- GOAL:
Lines containing the word "Área" should be extracted in full.

- SUPPLIED RECORDS:

┄┄┄┄┄┄

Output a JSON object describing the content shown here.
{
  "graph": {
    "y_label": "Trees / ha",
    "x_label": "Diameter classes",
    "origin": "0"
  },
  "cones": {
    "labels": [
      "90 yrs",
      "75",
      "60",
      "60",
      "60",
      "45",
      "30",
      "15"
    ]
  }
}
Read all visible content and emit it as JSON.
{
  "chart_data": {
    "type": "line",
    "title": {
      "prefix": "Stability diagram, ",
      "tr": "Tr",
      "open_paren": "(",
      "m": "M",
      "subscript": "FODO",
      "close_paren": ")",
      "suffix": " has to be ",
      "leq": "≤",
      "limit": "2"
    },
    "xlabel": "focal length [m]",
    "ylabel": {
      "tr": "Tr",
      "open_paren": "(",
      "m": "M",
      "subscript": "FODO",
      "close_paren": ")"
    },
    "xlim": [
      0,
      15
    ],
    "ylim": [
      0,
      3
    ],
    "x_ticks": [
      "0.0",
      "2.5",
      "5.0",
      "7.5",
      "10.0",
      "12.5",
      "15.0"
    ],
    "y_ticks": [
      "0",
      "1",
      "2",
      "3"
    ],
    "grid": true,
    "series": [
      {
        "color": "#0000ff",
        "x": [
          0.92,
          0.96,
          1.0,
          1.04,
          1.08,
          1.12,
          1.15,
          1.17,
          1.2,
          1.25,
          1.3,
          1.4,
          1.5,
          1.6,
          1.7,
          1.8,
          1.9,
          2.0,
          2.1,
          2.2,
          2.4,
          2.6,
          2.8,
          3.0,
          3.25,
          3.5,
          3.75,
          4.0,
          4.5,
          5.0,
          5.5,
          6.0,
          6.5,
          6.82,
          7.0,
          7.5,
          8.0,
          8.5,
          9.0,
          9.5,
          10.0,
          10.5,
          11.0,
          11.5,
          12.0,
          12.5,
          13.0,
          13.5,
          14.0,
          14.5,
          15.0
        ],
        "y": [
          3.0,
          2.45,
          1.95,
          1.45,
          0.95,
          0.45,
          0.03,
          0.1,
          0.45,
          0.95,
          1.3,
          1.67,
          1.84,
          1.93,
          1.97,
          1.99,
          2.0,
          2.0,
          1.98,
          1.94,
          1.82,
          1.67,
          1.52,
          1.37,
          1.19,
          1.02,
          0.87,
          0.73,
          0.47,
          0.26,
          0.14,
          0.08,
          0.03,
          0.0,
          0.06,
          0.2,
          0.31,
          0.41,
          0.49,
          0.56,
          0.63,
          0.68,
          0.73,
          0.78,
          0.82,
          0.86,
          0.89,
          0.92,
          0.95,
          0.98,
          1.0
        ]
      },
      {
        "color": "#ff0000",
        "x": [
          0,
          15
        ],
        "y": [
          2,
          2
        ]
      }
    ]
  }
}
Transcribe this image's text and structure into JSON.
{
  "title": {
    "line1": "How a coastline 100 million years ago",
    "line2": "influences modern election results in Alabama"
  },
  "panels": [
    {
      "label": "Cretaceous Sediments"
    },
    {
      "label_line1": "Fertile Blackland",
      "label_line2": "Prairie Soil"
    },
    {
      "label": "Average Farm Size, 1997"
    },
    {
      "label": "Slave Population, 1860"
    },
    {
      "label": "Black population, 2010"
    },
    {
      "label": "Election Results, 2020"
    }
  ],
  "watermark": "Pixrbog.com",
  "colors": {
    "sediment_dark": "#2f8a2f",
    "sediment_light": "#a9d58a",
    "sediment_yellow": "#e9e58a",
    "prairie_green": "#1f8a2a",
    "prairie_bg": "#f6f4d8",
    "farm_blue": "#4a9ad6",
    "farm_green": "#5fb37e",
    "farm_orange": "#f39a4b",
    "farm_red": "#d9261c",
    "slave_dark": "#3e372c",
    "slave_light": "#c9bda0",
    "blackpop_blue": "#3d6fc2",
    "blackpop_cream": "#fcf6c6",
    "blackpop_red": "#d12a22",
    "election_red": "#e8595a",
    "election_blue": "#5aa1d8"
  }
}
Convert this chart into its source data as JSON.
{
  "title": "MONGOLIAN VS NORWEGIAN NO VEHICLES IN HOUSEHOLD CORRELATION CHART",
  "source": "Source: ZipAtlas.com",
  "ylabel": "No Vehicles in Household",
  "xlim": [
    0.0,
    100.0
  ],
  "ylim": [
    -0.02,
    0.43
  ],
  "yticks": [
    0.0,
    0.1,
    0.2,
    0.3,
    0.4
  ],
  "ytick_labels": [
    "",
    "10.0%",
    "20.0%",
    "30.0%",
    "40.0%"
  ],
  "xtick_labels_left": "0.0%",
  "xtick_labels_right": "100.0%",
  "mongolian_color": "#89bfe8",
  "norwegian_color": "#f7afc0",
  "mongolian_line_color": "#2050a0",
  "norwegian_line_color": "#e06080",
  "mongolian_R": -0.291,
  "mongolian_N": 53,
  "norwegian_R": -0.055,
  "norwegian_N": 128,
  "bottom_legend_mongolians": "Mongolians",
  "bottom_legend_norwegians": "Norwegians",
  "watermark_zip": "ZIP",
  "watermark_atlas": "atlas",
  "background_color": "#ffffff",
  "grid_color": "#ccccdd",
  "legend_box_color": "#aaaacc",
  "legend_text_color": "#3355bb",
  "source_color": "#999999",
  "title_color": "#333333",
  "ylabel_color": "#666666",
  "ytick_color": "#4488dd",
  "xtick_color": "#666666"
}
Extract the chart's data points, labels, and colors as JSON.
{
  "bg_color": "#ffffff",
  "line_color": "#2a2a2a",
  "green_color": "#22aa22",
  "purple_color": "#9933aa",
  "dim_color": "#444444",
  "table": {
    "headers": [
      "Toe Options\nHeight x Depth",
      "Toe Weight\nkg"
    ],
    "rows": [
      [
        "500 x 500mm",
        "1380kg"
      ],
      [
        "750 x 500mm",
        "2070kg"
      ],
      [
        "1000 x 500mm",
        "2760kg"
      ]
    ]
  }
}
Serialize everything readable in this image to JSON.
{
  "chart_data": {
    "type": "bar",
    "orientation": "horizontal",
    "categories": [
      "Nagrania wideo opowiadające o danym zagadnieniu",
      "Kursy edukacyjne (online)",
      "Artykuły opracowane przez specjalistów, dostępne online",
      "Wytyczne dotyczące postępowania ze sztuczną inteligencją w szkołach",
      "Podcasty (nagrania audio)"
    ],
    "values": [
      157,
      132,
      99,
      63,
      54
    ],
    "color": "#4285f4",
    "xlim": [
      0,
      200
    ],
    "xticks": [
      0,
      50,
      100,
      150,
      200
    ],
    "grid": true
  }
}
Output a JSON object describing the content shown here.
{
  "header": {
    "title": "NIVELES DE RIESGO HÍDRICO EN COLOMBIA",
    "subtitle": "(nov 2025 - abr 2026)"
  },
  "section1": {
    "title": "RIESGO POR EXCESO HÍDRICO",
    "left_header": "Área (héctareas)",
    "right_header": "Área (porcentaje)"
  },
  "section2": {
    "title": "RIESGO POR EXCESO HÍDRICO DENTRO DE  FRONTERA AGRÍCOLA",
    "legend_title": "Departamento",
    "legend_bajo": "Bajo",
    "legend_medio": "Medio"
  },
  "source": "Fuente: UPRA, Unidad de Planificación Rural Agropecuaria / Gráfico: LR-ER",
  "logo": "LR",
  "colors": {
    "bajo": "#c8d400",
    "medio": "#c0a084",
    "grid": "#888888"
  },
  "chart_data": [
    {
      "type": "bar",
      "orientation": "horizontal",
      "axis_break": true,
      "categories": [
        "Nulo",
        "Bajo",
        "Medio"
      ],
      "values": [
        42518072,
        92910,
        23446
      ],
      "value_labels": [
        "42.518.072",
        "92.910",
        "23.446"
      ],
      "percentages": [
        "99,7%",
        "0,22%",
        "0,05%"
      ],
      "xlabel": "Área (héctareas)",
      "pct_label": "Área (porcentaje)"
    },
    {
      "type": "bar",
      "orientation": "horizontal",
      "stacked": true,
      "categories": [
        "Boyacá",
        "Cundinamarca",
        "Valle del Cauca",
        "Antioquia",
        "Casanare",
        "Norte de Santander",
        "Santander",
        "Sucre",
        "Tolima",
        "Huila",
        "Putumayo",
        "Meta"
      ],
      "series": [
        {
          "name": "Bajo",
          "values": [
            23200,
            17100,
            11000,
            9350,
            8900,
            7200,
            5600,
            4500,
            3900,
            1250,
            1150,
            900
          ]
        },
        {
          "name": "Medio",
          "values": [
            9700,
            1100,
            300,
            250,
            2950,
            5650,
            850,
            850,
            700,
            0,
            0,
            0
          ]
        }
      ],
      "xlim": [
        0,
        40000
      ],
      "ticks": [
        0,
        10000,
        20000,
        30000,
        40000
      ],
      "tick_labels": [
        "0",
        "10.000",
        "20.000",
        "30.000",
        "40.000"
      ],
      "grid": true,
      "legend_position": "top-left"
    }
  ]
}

┄┄┄┄┄┄

- THE COMPLETED TASK:
    "left_header": "Área (héctareas)",
    "right_header": "Área (porcentaje)"
      "xlabel": "Área (héctareas)",
      "pct_label": "Área (porcentaje)"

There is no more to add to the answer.